● SET TASK: Output the data exactly, with every line intact.
· · ·
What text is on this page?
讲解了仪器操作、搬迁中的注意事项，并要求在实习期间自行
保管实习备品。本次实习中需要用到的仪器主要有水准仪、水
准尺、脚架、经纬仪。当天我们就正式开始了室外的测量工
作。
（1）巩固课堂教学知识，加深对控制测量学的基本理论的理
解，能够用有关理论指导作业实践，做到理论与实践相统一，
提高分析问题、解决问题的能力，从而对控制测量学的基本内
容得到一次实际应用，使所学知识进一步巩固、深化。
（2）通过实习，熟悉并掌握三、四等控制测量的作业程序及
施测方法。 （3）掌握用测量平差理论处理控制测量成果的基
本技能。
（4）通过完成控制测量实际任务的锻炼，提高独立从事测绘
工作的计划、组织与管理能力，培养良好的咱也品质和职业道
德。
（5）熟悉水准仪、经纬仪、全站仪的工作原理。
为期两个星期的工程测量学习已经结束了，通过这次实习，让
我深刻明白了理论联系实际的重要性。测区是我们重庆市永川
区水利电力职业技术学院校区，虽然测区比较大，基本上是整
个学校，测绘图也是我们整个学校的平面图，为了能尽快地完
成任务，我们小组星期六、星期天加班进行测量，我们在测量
· · ·
● THE COMPLETED TASK:
What text is on this page?
讲解了仪器操作、搬迁中的注意事项，并要求在实习期间自行
保管实习备品。本次实习中需要用到的仪器主要有水准仪、水
准尺、脚架、经纬仪。当天我们就正式开始了室外的测量工
作。
（1）巩固课堂教学知识，加深对控制测量学的基本理论的理
解，能够用有关理论指导作业实践，做到理论与实践相统一，
提高分析问题、解决问题的能力，从而对控制测量学的基本内
容得到一次实际应用，使所学知识进一步巩固、深化。
（2）通过实习，熟悉并掌握三、四等控制测量的作业程序及
施测方法。 （3）掌握用测量平差理论处理控制测量成果的基
本技能。
（4）通过完成控制测量实际任务的锻炼，提高独立从事测绘
工作的计划、组织与管理能力，培养良好的咱也品质和职业道
德。
（5）熟悉水准仪、经纬仪、全站仪的工作原理。
为期两个星期的工程测量学习已经结束了，通过这次实习，让
我深刻明白了理论联系实际的重要性。测区是我们重庆市永川
区水利电力职业技术学院校区，虽然测区比较大，基本上是整
个学校，测绘图也是我们整个学校的平面图，为了能尽快地完
成任务，我们小组星期六、星期天加班进行测量，我们在测量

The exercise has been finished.